-- start of ENTRIES --

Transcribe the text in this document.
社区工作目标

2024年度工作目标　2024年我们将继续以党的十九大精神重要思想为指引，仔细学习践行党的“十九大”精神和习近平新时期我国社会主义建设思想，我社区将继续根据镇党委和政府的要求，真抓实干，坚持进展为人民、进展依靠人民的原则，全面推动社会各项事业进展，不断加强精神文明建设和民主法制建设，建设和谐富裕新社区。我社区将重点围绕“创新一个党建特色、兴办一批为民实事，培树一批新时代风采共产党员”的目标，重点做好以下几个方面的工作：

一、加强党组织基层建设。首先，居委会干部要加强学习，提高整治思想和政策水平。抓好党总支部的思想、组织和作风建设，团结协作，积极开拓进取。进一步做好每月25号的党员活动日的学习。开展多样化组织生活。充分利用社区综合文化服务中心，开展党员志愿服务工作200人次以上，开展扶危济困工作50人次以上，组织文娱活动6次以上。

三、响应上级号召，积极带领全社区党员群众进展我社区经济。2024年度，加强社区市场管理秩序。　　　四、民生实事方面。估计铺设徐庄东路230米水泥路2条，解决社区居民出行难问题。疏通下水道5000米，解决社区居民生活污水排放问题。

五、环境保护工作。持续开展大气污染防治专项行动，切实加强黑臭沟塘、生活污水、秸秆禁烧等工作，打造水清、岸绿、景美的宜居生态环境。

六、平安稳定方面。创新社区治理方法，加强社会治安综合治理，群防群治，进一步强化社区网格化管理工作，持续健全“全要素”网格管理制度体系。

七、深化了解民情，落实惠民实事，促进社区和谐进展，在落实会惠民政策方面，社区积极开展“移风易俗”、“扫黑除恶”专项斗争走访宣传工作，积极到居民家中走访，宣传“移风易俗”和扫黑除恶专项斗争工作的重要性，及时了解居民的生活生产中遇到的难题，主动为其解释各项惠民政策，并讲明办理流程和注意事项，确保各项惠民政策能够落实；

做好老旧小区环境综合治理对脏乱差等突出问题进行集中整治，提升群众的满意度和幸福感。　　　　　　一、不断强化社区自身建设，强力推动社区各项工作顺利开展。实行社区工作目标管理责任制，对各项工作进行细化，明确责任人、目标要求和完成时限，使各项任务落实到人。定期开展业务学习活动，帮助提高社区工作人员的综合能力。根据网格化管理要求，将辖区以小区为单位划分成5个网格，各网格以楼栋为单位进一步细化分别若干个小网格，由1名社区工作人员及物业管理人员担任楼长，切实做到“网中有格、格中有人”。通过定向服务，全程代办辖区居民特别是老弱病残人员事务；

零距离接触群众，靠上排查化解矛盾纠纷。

-- end of ENTRIES --

TO DO: Extract all of the data exactly as written.

RESULT OF THIS TASK:
Transcribe the text in this document.
社区工作目标

2024年度工作目标　2024年我们将继续以党的十九大精神重要思想为指引，仔细学习践行党的“十九大”精神和习近平新时期我国社会主义建设思想，我社区将继续根据镇党委和政府的要求，真抓实干，坚持进展为人民、进展依靠人民的原则，全面推动社会各项事业进展，不断加强精神文明建设和民主法制建设，建设和谐富裕新社区。我社区将重点围绕“创新一个党建特色、兴办一批为民实事，培树一批新时代风采共产党员”的目标，重点做好以下几个方面的工作：

一、加强党组织基层建设。首先，居委会干部要加强学习，提高整治思想和政策水平。抓好党总支部的思想、组织和作风建设，团结协作，积极开拓进取。进一步做好每月25号的党员活动日的学习。开展多样化组织生活。充分利用社区综合文化服务中心，开展党员志愿服务工作200人次以上，开展扶危济困工作50人次以上，组织文娱活动6次以上。

三、响应上级号召，积极带领全社区党员群众进展我社区经济。2024年度，加强社区市场管理秩序。　　　四、民生实事方面。估计铺设徐庄东路230米水泥路2条，解决社区居民出行难问题。疏通下水道5000米，解决社区居民生活污水排放问题。

五、环境保护工作。持续开展大气污染防治专项行动，切实加强黑臭沟塘、生活污水、秸秆禁烧等工作，打造水清、岸绿、景美的宜居生态环境。

六、平安稳定方面。创新社区治理方法，加强社会治安综合治理，群防群治，进一步强化社区网格化管理工作，持续健全“全要素”网格管理制度体系。

七、深化了解民情，落实惠民实事，促进社区和谐进展，在落实会惠民政策方面，社区积极开展“移风易俗”、“扫黑除恶”专项斗争走访宣传工作，积极到居民家中走访，宣传“移风易俗”和扫黑除恶专项斗争工作的重要性，及时了解居民的生活生产中遇到的难题，主动为其解释各项惠民政策，并讲明办理流程和注意事项，确保各项惠民政策能够落实；

做好老旧小区环境综合治理对脏乱差等突出问题进行集中整治，提升群众的满意度和幸福感。　　　　　　一、不断强化社区自身建设，强力推动社区各项工作顺利开展。实行社区工作目标管理责任制，对各项工作进行细化，明确责任人、目标要求和完成时限，使各项任务落实到人。定期开展业务学习活动，帮助提高社区工作人员的综合能力。根据网格化管理要求，将辖区以小区为单位划分成5个网格，各网格以楼栋为单位进一步细化分别若干个小网格，由1名社区工作人员及物业管理人员担任楼长，切实做到“网中有格、格中有人”。通过定向服务，全程代办辖区居民特别是老弱病残人员事务；

零距离接触群众，靠上排查化解矛盾纠纷。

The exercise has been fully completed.